OBJECTIVE. Write out the entire listing below exactly as it appears, minus any pictures.
──────
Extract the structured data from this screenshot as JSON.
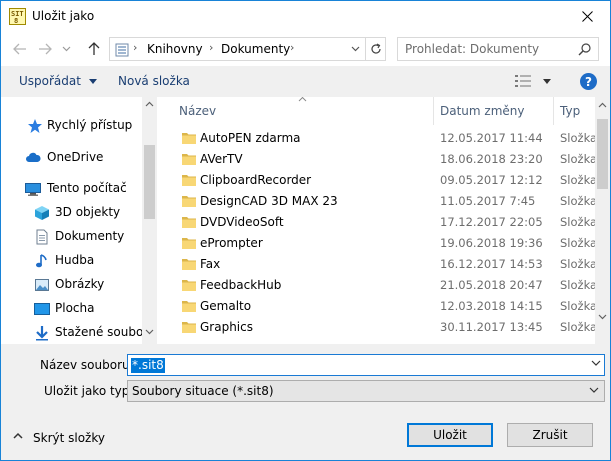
{
  "window": {
    "title": "Uložit jako",
    "accent_color": "#0078d7"
  },
  "address_bar": {
    "breadcrumbs": [
      "Knihovny",
      "Dokumenty"
    ],
    "search_placeholder": "Prohledat: Dokumenty"
  },
  "toolbar": {
    "organize_label": "Uspořádat",
    "new_folder_label": "Nová složka",
    "help_label": "?"
  },
  "sidebar": {
    "items": [
      {
        "label": "Rychlý přístup",
        "icon": "star-icon"
      },
      {
        "label": "OneDrive",
        "icon": "cloud-icon"
      },
      {
        "label": "Tento počítač",
        "icon": "computer-icon"
      },
      {
        "label": "3D objekty",
        "icon": "cube-icon"
      },
      {
        "label": "Dokumenty",
        "icon": "document-icon"
      },
      {
        "label": "Hudba",
        "icon": "music-icon"
      },
      {
        "label": "Obrázky",
        "icon": "pictures-icon"
      },
      {
        "label": "Plocha",
        "icon": "desktop-icon"
      },
      {
        "label": "Stažené soubory",
        "icon": "download-icon"
      }
    ]
  },
  "filelist": {
    "columns": {
      "name": "Název",
      "date": "Datum změny",
      "type": "Typ"
    },
    "rows": [
      {
        "name": "AutoPEN zdarma",
        "date": "12.05.2017 11:44",
        "type": "Složka"
      },
      {
        "name": "AVerTV",
        "date": "18.06.2018 23:20",
        "type": "Složka"
      },
      {
        "name": "ClipboardRecorder",
        "date": "09.05.2017 12:12",
        "type": "Složka"
      },
      {
        "name": "DesignCAD 3D MAX 23",
        "date": "11.05.2017 7:45",
        "type": "Složka"
      },
      {
        "name": "DVDVideoSoft",
        "date": "17.12.2017 22:05",
        "type": "Složka"
      },
      {
        "name": "ePrompter",
        "date": "19.06.2018 19:36",
        "type": "Složka"
      },
      {
        "name": "Fax",
        "date": "16.12.2017 14:53",
        "type": "Složka"
      },
      {
        "name": "FeedbackHub",
        "date": "21.05.2018 20:47",
        "type": "Složka"
      },
      {
        "name": "Gemalto",
        "date": "12.03.2018 14:15",
        "type": "Složka"
      },
      {
        "name": "Graphics",
        "date": "30.11.2017 13:45",
        "type": "Složka"
      }
    ]
  },
  "form": {
    "filename_label": "Název souboru:",
    "filename_value": "*.sit8",
    "savetype_label": "Uložit jako typ:",
    "savetype_value": "Soubory situace (*.sit8)",
    "hide_folders_label": "Skrýt složky",
    "save_button": "Uložit",
    "cancel_button": "Zrušit"
  }
}
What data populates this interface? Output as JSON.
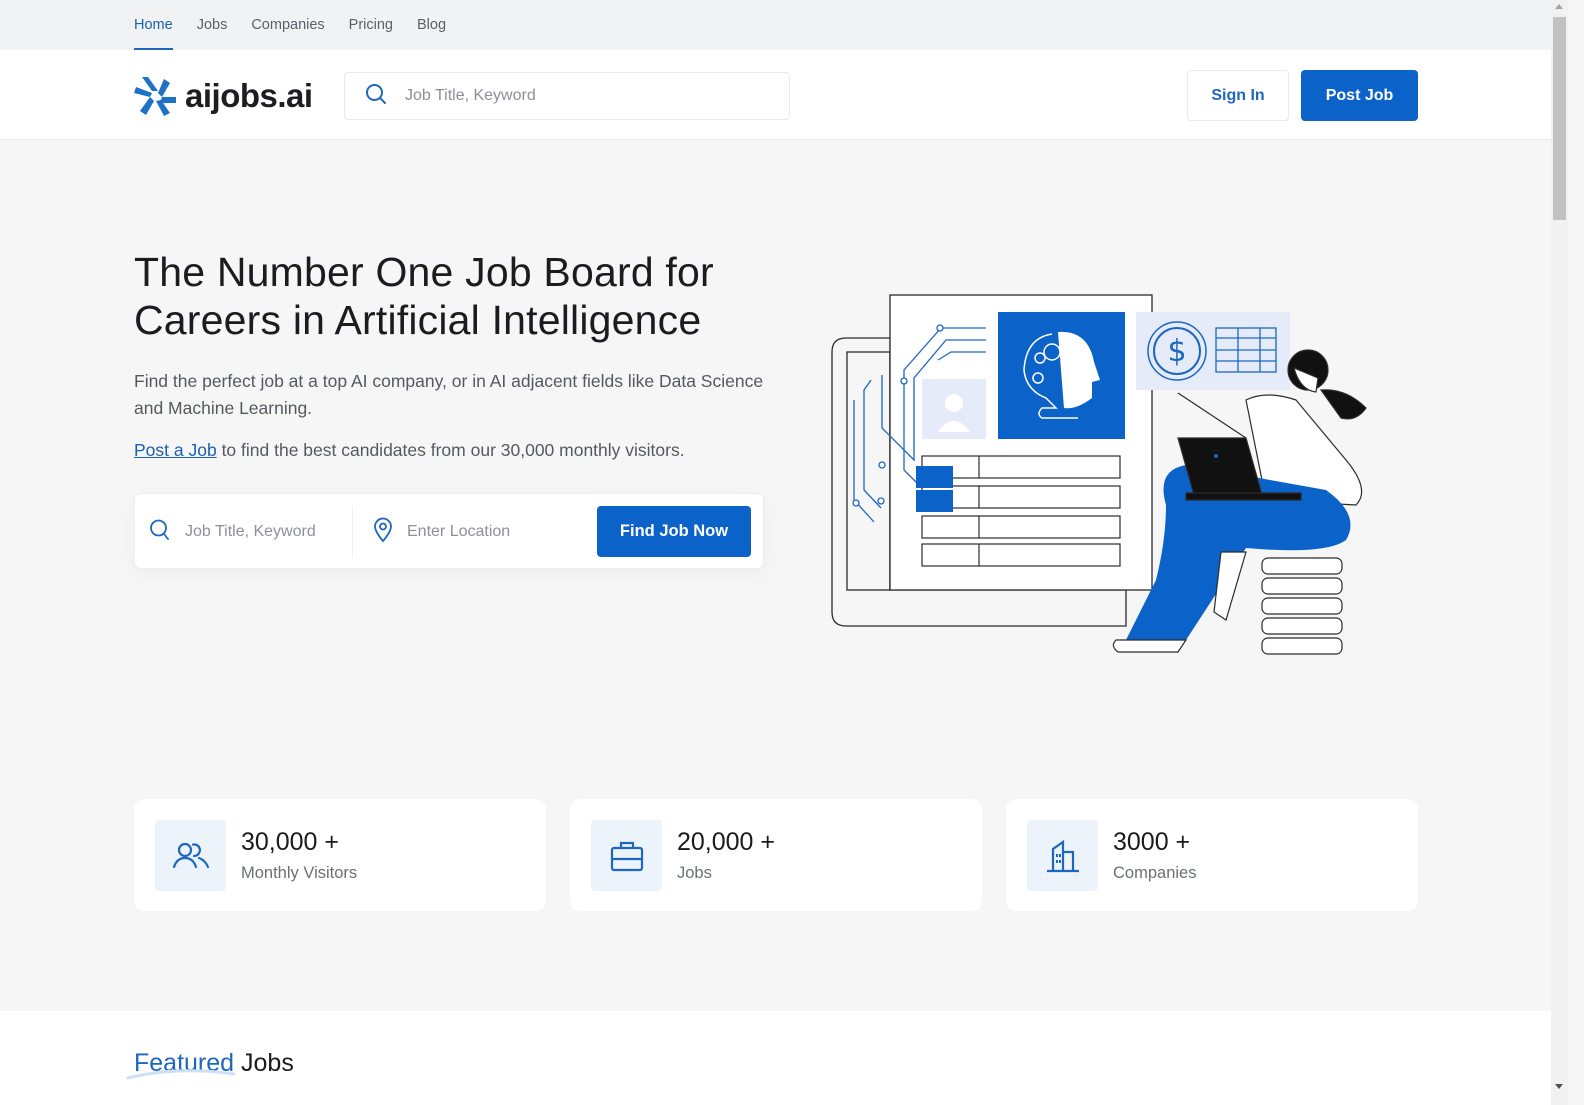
{
  "topnav": {
    "items": [
      {
        "label": "Home",
        "active": true
      },
      {
        "label": "Jobs",
        "active": false
      },
      {
        "label": "Companies",
        "active": false
      },
      {
        "label": "Pricing",
        "active": false
      },
      {
        "label": "Blog",
        "active": false
      }
    ]
  },
  "header": {
    "logo_text": "aijobs.ai",
    "search_placeholder": "Job Title, Keyword",
    "signin_label": "Sign In",
    "postjob_label": "Post Job"
  },
  "hero": {
    "title": "The Number One Job Board for Careers in Artificial Intelligence",
    "description": "Find the perfect job at a top AI company, or in AI adjacent fields like Data Science and Machine Learning.",
    "cta_link": "Post a Job",
    "cta_rest": " to find the best candidates from our 30,000 monthly visitors.",
    "search": {
      "keyword_placeholder": "Job Title, Keyword",
      "location_placeholder": "Enter Location",
      "button_label": "Find Job Now"
    }
  },
  "stats": [
    {
      "icon": "users-icon",
      "value": "30,000 +",
      "label": "Monthly Visitors"
    },
    {
      "icon": "briefcase-icon",
      "value": "20,000 +",
      "label": "Jobs"
    },
    {
      "icon": "building-icon",
      "value": "3000 +",
      "label": "Companies"
    }
  ],
  "featured": {
    "accent": "Featured",
    "rest": " Jobs"
  },
  "colors": {
    "primary": "#0b63c9",
    "accent_text": "#1d67c0",
    "page_bg": "#f6f6f7",
    "nav_bg": "#f1f2f4",
    "icon_box_bg": "#edf3fb"
  }
}
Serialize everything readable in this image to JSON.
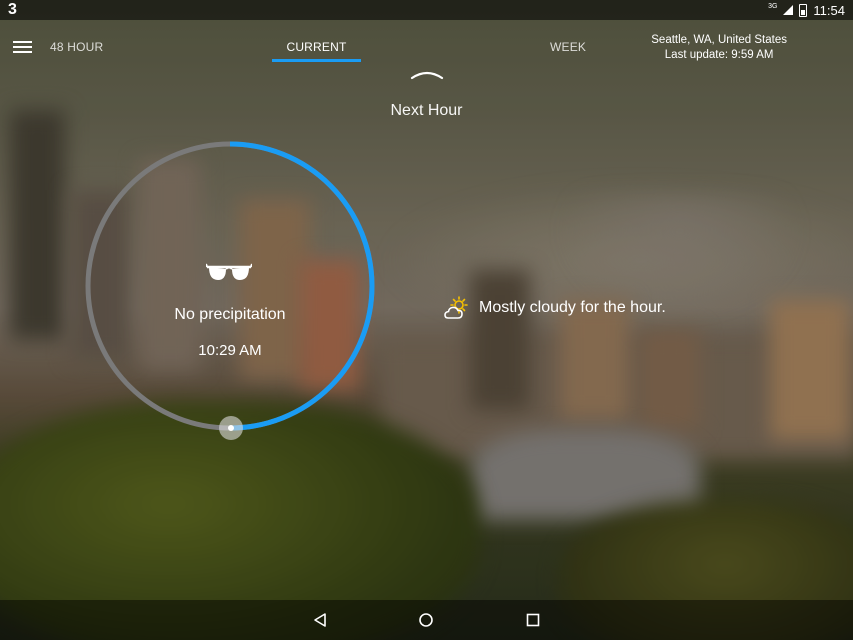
{
  "status_bar": {
    "notification_count": "3",
    "network": "3G",
    "time": "11:54"
  },
  "tabs": {
    "hour48": "48 HOUR",
    "current": "CURRENT",
    "week": "WEEK",
    "active": "CURRENT"
  },
  "location": {
    "name": "Seattle, WA, United States",
    "last_update": "Last update: 9:59 AM"
  },
  "next_hour_label": "Next Hour",
  "precipitation": {
    "label": "No precipitation",
    "time": "10:29 AM",
    "icon": "sunglasses-icon",
    "progress_fraction": 0.5
  },
  "summary": {
    "icon": "partly-cloudy-icon",
    "text": "Mostly cloudy for the hour."
  },
  "colors": {
    "accent": "#1a9cf4",
    "ring_track": "#7a7a7a",
    "sun": "#f5c000"
  }
}
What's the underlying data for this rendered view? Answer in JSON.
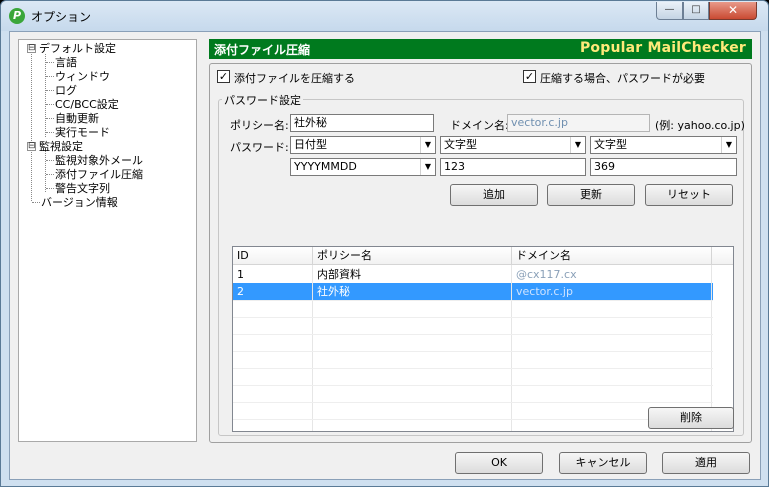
{
  "window": {
    "title": "オプション",
    "app_icon_glyph": "P",
    "minimize_glyph": "—",
    "maximize_glyph": "□",
    "close_glyph": "✕"
  },
  "tree": {
    "items": [
      {
        "label": "デフォルト設定",
        "expander": "⊟"
      },
      {
        "label": "言語"
      },
      {
        "label": "ウィンドウ"
      },
      {
        "label": "ログ"
      },
      {
        "label": "CC/BCC設定"
      },
      {
        "label": "自動更新"
      },
      {
        "label": "実行モード"
      },
      {
        "label": "監視設定",
        "expander": "⊟"
      },
      {
        "label": "監視対象外メール"
      },
      {
        "label": "添付ファイル圧縮"
      },
      {
        "label": "警告文字列"
      },
      {
        "label": "バージョン情報"
      }
    ]
  },
  "header": {
    "title": "添付ファイル圧縮",
    "brand": "Popular MailChecker",
    "bar_color": "#007a1e",
    "brand_color": "#ffe97a"
  },
  "options": {
    "compress_label": "添付ファイルを圧縮する",
    "compress_checked": "✓",
    "password_required_label": "圧縮する場合、パスワードが必要",
    "password_required_checked": "✓"
  },
  "password_settings": {
    "group_title": "パスワード設定",
    "policy_name_label": "ポリシー名:",
    "policy_name_value": "社外秘",
    "domain_label": "ドメイン名:",
    "domain_value": "vector.c.jp",
    "domain_hint": "(例: yahoo.co.jp)",
    "password_label": "パスワード:",
    "combo1_value": "日付型",
    "combo2_value": "文字型",
    "combo3_value": "文字型",
    "combo4_value": "YYYYMMDD",
    "text1_value": "123",
    "text2_value": "369",
    "add_button": "追加",
    "update_button": "更新",
    "reset_button": "リセット",
    "dropdown_glyph": "▼"
  },
  "policy_list": {
    "columns": [
      "ID",
      "ポリシー名",
      "ドメイン名"
    ],
    "rows": [
      {
        "id": "1",
        "policy": "内部資料",
        "domain": "@cx117.cx",
        "selected": false
      },
      {
        "id": "2",
        "policy": "社外秘",
        "domain": "vector.c.jp",
        "selected": true
      }
    ],
    "selection_color": "#3399ff"
  },
  "delete_button": "削除",
  "footer": {
    "ok_button": "OK",
    "cancel_button": "キャンセル",
    "apply_button": "適用"
  }
}
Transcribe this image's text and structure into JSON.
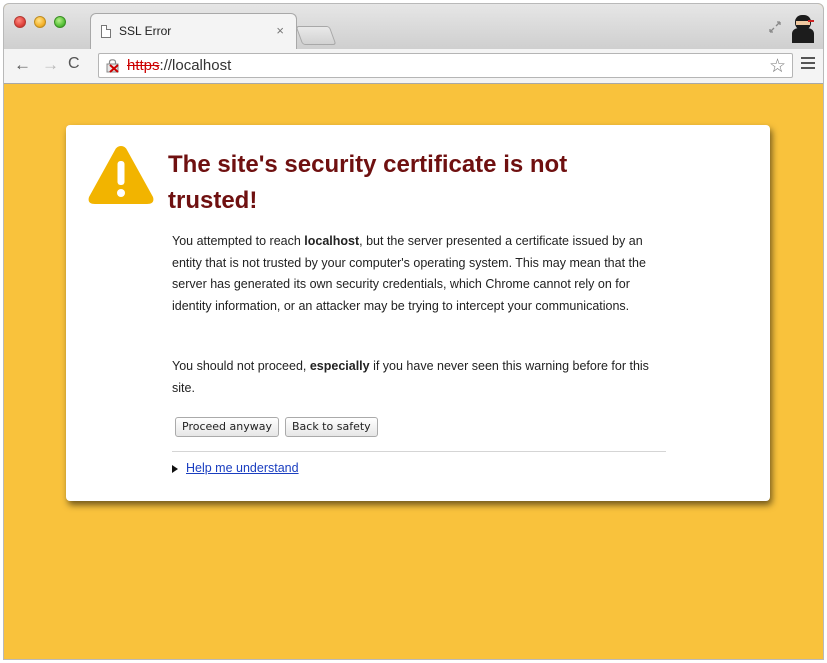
──────
ANSWER.
Extract the structured data from this screenshot as JSON.
{
  "window": {
    "title": "Uložit jako",
    "accent_color": "#0078d7"
  },
  "address_bar": {
    "breadcrumbs": [
      "Knihovny",
      "Dokumenty"
    ],
    "search_placeholder": "Prohledat: Dokumenty"
  },
  "toolbar": {
    "organize_label": "Uspořádat",
    "new_folder_label": "Nová složka",
    "help_label": "?"
  },
  "sidebar": {
    "items": [
      {
        "label": "Rychlý přístup",
        "icon": "star-icon"
      },
      {
        "label": "OneDrive",
        "icon": "cloud-icon"
      },
      {
        "label": "Tento počítač",
        "icon": "computer-icon"
      },
      {
        "label": "3D objekty",
        "icon": "cube-icon"
      },
      {
        "label": "Dokumenty",
        "icon": "document-icon"
      },
      {
        "label": "Hudba",
        "icon": "music-icon"
      },
      {
        "label": "Obrázky",
        "icon": "pictures-icon"
      },
      {
        "label": "Plocha",
        "icon": "desktop-icon"
      },
      {
        "label": "Stažené soubory",
        "icon": "download-icon"
      }
    ]
  },
  "filelist": {
    "columns": {
      "name": "Název",
      "date": "Datum změny",
      "type": "Typ"
    },
    "rows": [
      {
        "name": "AutoPEN zdarma",
        "date": "12.05.2017 11:44",
        "type": "Složka"
      },
      {
        "name": "AVerTV",
        "date": "18.06.2018 23:20",
        "type": "Složka"
      },
      {
        "name": "ClipboardRecorder",
        "date": "09.05.2017 12:12",
        "type": "Složka"
      },
      {
        "name": "DesignCAD 3D MAX 23",
        "date": "11.05.2017 7:45",
        "type": "Složka"
      },
      {
        "name": "DVDVideoSoft",
        "date": "17.12.2017 22:05",
        "type": "Složka"
      },
      {
        "name": "ePrompter",
        "date": "19.06.2018 19:36",
        "type": "Složka"
      },
      {
        "name": "Fax",
        "date": "16.12.2017 14:53",
        "type": "Složka"
      },
      {
        "name": "FeedbackHub",
        "date": "21.05.2018 20:47",
        "type": "Složka"
      },
      {
        "name": "Gemalto",
        "date": "12.03.2018 14:15",
        "type": "Složka"
      },
      {
        "name": "Graphics",
        "date": "30.11.2017 13:45",
        "type": "Složka"
      }
    ]
  },
  "form": {
    "filename_label": "Název souboru:",
    "filename_value": "*.sit8",
    "savetype_label": "Uložit jako typ:",
    "savetype_value": "Soubory situace (*.sit8)",
    "hide_folders_label": "Skrýt složky",
    "save_button": "Uložit",
    "cancel_button": "Zrušit"
  }
}
What data populates this interface? Output as JSON.
{
  "topnav": {
    "items": [
      {
        "label": "Home",
        "active": true
      },
      {
        "label": "Jobs",
        "active": false
      },
      {
        "label": "Companies",
        "active": false
      },
      {
        "label": "Pricing",
        "active": false
      },
      {
        "label": "Blog",
        "active": false
      }
    ]
  },
  "header": {
    "logo_text": "aijobs.ai",
    "search_placeholder": "Job Title, Keyword",
    "signin_label": "Sign In",
    "postjob_label": "Post Job"
  },
  "hero": {
    "title": "The Number One Job Board for Careers in Artificial Intelligence",
    "description": "Find the perfect job at a top AI company, or in AI adjacent fields like Data Science and Machine Learning.",
    "cta_link": "Post a Job",
    "cta_rest": " to find the best candidates from our 30,000 monthly visitors.",
    "search": {
      "keyword_placeholder": "Job Title, Keyword",
      "location_placeholder": "Enter Location",
      "button_label": "Find Job Now"
    }
  },
  "stats": [
    {
      "icon": "users-icon",
      "value": "30,000 +",
      "label": "Monthly Visitors"
    },
    {
      "icon": "briefcase-icon",
      "value": "20,000 +",
      "label": "Jobs"
    },
    {
      "icon": "building-icon",
      "value": "3000 +",
      "label": "Companies"
    }
  ],
  "featured": {
    "accent": "Featured",
    "rest": " Jobs"
  },
  "colors": {
    "primary": "#0b63c9",
    "accent_text": "#1d67c0",
    "page_bg": "#f6f6f7",
    "nav_bg": "#f1f2f4",
    "icon_box_bg": "#edf3fb"
  }
}
Serialize everything readable in this image to JSON.
{
  "status_bar": {
    "notification_count": "3",
    "network": "3G",
    "time": "11:54"
  },
  "tabs": {
    "hour48": "48 HOUR",
    "current": "CURRENT",
    "week": "WEEK",
    "active": "CURRENT"
  },
  "location": {
    "name": "Seattle, WA, United States",
    "last_update": "Last update: 9:59 AM"
  },
  "next_hour_label": "Next Hour",
  "precipitation": {
    "label": "No precipitation",
    "time": "10:29 AM",
    "icon": "sunglasses-icon",
    "progress_fraction": 0.5
  },
  "summary": {
    "icon": "partly-cloudy-icon",
    "text": "Mostly cloudy for the hour."
  },
  "colors": {
    "accent": "#1a9cf4",
    "ring_track": "#7a7a7a",
    "sun": "#f5c000"
  }
}
What's the underlying data for this rendered view? Answer in JSON.
{
  "window": {
    "title": "オプション",
    "app_icon_glyph": "P",
    "minimize_glyph": "—",
    "maximize_glyph": "□",
    "close_glyph": "✕"
  },
  "tree": {
    "items": [
      {
        "label": "デフォルト設定",
        "expander": "⊟"
      },
      {
        "label": "言語"
      },
      {
        "label": "ウィンドウ"
      },
      {
        "label": "ログ"
      },
      {
        "label": "CC/BCC設定"
      },
      {
        "label": "自動更新"
      },
      {
        "label": "実行モード"
      },
      {
        "label": "監視設定",
        "expander": "⊟"
      },
      {
        "label": "監視対象外メール"
      },
      {
        "label": "添付ファイル圧縮"
      },
      {
        "label": "警告文字列"
      },
      {
        "label": "バージョン情報"
      }
    ]
  },
  "header": {
    "title": "添付ファイル圧縮",
    "brand": "Popular MailChecker",
    "bar_color": "#007a1e",
    "brand_color": "#ffe97a"
  },
  "options": {
    "compress_label": "添付ファイルを圧縮する",
    "compress_checked": "✓",
    "password_required_label": "圧縮する場合、パスワードが必要",
    "password_required_checked": "✓"
  },
  "password_settings": {
    "group_title": "パスワード設定",
    "policy_name_label": "ポリシー名:",
    "policy_name_value": "社外秘",
    "domain_label": "ドメイン名:",
    "domain_value": "vector.c.jp",
    "domain_hint": "(例: yahoo.co.jp)",
    "password_label": "パスワード:",
    "combo1_value": "日付型",
    "combo2_value": "文字型",
    "combo3_value": "文字型",
    "combo4_value": "YYYYMMDD",
    "text1_value": "123",
    "text2_value": "369",
    "add_button": "追加",
    "update_button": "更新",
    "reset_button": "リセット",
    "dropdown_glyph": "▼"
  },
  "policy_list": {
    "columns": [
      "ID",
      "ポリシー名",
      "ドメイン名"
    ],
    "rows": [
      {
        "id": "1",
        "policy": "内部資料",
        "domain": "@cx117.cx",
        "selected": false
      },
      {
        "id": "2",
        "policy": "社外秘",
        "domain": "vector.c.jp",
        "selected": true
      }
    ],
    "selection_color": "#3399ff"
  },
  "delete_button": "削除",
  "footer": {
    "ok_button": "OK",
    "cancel_button": "キャンセル",
    "apply_button": "適用"
  }
}
Transcribe this image's text and structure into JSON.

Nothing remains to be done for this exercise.